ACTIONS TO TAKE
A: Repeat the passage on wrong reasons to marry between "After coaching thousands" and "when left unchecked.", inclusive.
B: In the passage on wrong reasons to marry, the sentence beginning "Some are funny" describes the excuses in several ways. List those descriptions.
C: Answer these questions from the passage on wrong reasons to marry:
(i) How many women does the author say they have coached?
(ii) In the store comparison, what happens to the purchase once you get home?
(iii) Which three words describe thinking your partner will significantly change after getting married?

TEXT SEGMENT
##############################
Marriage can be heaven— or pure soul-destroying chaos.
After coaching thousands of women through love, breakups, and everything in between, I’ve seen how many “good reasons” to get married turn out to be traps.
I help smart, capable women create relationships that actually work, and I’ve heard every excuse for rushing to the altar.
Some are funny, some are heartbreaking, and plenty are downright disastrous when left unchecked.
Here’s my list of the most common wrong reasons people tie the knot.
1. You expect them to change
Unfortunately this is one of the worst reasons to get married on this list.
Imagine that you’re in a store and you found something beautiful that you’ve decided to buy.
You take it to the checkout, pay and leave the store. When you get home, it changes into something else. Obviously not the intended result, right?
When you get married while wanting the other person to change (whether the desired change is big or small), you’re expecting that once you get home from the store, they will be different.
Thinking your partner will significantly change for the better after getting married is unfair and unrealistic, but unfortunately common.
##############################
MATERIAL

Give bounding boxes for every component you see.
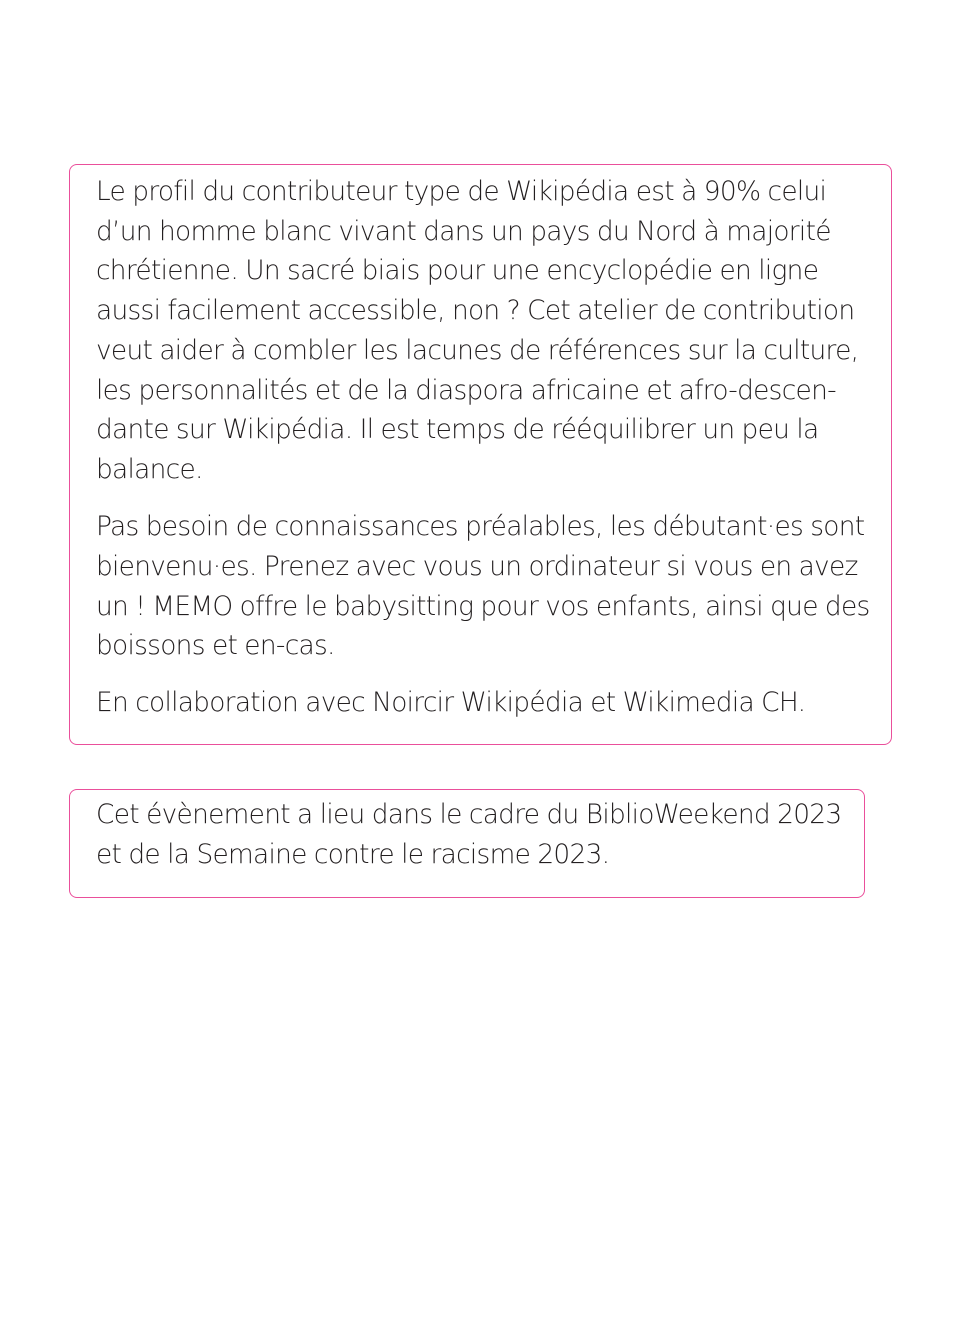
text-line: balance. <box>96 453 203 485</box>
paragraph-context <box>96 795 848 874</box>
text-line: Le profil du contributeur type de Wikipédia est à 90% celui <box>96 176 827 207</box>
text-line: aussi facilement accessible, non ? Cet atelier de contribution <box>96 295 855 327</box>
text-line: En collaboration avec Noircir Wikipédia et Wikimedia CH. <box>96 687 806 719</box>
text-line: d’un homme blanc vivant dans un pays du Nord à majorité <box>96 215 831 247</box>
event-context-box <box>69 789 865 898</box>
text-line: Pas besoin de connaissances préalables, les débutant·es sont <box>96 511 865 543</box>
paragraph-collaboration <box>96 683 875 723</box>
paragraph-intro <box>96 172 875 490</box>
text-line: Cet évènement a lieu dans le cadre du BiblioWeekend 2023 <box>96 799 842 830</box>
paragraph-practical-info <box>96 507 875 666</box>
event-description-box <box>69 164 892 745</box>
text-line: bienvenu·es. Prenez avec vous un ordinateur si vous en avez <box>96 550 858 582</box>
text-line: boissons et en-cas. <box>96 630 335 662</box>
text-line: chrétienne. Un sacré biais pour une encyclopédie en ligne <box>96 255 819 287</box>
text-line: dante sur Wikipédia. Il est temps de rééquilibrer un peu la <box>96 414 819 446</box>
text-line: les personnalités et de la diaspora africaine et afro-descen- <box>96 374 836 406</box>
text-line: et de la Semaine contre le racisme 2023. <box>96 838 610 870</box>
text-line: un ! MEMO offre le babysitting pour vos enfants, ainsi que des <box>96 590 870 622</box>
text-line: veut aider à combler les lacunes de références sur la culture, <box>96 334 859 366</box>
##############################
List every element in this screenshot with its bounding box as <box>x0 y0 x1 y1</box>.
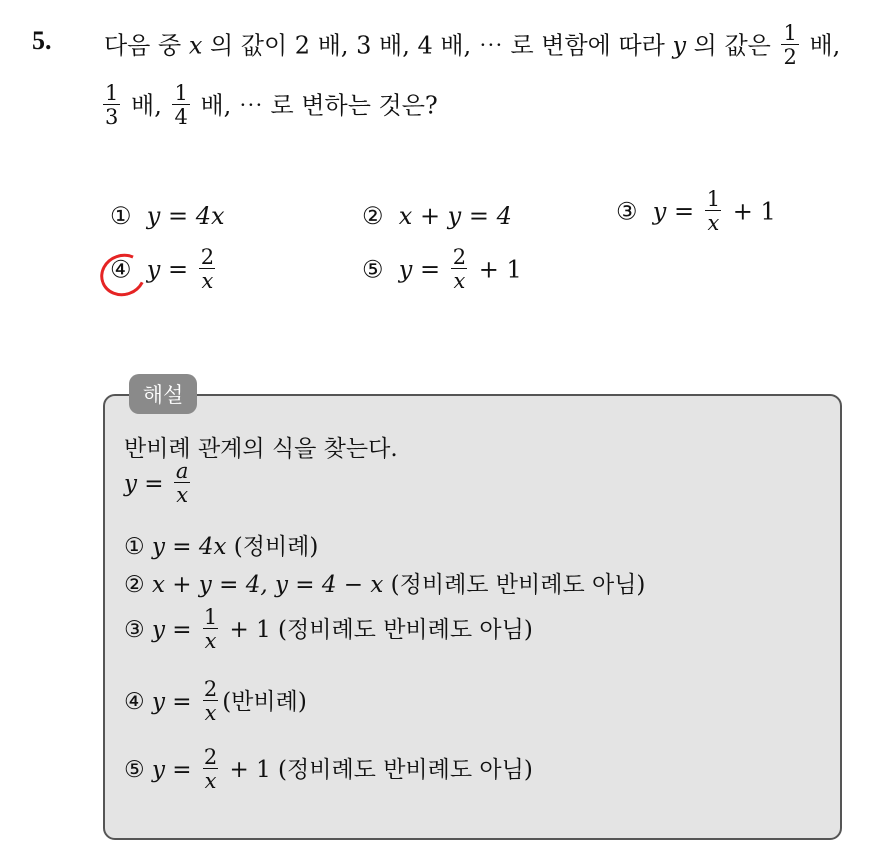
##############################
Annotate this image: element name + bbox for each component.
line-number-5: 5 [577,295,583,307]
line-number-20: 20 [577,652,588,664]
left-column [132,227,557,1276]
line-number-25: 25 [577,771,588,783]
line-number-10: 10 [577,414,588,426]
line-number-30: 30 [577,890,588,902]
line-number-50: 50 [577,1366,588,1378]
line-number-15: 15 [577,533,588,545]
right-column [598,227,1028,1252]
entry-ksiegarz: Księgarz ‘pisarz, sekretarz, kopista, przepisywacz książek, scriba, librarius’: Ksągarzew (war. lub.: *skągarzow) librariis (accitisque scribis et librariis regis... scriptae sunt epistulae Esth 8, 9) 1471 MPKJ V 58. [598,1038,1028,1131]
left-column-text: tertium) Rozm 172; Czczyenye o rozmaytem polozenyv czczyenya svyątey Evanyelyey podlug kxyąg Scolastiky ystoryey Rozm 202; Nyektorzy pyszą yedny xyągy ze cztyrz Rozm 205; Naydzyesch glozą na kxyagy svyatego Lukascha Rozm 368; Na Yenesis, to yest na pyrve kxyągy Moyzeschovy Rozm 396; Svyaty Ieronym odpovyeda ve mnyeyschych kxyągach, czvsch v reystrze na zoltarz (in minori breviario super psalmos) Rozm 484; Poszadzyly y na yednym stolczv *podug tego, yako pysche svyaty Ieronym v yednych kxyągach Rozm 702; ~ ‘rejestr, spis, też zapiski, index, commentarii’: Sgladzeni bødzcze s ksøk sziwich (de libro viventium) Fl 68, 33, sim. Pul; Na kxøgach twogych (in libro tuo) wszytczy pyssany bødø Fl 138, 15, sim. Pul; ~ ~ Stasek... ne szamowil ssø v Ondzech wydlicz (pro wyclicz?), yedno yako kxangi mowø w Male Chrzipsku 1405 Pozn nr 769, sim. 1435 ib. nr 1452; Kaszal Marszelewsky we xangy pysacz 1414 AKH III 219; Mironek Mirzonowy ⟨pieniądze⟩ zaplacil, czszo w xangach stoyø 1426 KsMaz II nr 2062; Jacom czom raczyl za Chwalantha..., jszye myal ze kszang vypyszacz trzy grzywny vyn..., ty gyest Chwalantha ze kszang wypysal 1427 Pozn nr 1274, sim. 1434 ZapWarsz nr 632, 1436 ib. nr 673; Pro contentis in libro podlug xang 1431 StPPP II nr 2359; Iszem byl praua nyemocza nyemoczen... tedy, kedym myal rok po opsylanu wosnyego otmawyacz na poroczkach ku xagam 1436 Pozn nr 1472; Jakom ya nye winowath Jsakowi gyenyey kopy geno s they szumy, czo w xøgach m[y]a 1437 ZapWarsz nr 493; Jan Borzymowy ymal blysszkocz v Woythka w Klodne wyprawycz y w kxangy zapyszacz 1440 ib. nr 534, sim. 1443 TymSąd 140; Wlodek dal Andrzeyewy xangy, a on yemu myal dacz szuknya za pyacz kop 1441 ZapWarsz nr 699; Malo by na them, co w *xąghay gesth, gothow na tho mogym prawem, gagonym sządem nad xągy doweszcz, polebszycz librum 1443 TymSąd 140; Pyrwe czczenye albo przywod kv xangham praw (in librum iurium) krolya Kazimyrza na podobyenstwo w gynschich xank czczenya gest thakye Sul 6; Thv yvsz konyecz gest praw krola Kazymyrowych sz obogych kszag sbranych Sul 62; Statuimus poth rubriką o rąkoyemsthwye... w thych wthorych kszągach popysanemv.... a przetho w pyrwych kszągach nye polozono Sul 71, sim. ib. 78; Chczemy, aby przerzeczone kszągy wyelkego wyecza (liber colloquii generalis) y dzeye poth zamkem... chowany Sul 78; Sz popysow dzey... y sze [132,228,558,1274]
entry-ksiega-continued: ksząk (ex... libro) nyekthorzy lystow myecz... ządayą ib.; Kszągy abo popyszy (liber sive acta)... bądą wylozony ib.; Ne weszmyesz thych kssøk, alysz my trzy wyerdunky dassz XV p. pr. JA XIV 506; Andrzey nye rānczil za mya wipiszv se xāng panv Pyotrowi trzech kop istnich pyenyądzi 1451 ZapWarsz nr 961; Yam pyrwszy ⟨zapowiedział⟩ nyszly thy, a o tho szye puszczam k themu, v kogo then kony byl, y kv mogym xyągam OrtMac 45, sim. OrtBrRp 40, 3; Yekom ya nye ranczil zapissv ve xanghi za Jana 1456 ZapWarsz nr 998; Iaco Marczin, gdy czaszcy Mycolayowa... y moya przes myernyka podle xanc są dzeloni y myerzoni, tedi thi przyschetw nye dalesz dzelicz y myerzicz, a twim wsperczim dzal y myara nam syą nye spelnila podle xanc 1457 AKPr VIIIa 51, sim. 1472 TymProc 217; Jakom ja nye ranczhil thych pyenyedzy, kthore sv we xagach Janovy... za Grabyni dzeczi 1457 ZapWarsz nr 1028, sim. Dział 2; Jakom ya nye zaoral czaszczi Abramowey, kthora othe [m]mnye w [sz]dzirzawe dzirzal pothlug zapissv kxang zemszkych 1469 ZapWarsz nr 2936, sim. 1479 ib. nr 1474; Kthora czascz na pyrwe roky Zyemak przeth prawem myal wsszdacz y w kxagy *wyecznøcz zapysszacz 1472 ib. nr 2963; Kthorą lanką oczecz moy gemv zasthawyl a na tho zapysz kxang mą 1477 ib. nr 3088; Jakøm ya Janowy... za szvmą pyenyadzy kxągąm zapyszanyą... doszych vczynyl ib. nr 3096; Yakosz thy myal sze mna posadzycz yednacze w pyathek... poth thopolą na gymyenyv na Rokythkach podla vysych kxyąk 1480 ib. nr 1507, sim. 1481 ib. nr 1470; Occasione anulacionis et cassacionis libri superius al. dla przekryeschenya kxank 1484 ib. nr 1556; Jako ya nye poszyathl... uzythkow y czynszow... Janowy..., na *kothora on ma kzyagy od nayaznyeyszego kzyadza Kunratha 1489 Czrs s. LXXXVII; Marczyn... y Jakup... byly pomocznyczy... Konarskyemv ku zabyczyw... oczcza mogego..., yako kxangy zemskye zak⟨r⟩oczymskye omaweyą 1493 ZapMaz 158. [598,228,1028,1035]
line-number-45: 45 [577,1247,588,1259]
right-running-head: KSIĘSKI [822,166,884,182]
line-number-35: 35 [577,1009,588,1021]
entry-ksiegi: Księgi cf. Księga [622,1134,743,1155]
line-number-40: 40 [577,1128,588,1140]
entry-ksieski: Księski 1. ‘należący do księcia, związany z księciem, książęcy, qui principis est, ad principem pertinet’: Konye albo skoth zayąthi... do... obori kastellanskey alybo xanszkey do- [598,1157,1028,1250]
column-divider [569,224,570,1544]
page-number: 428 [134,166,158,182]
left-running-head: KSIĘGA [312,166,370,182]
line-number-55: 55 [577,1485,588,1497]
##############################
RESPONSE LIST
A:
After coaching thousands of women through love, breakups, and everything in between, I’ve seen how many “good reasons” to get married turn out to be traps.
I help smart, capable women create relationships that actually work, and I’ve heard every excuse for rushing to the altar.
Some are funny, some are heartbreaking, and plenty are downright disastrous when left unchecked.

B:
funny
heartbreaking
downright disastrous when left unchecked

C:
(i) Thousands.
(ii) It changes into something else.
(iii) Unfair, unrealistic, and common.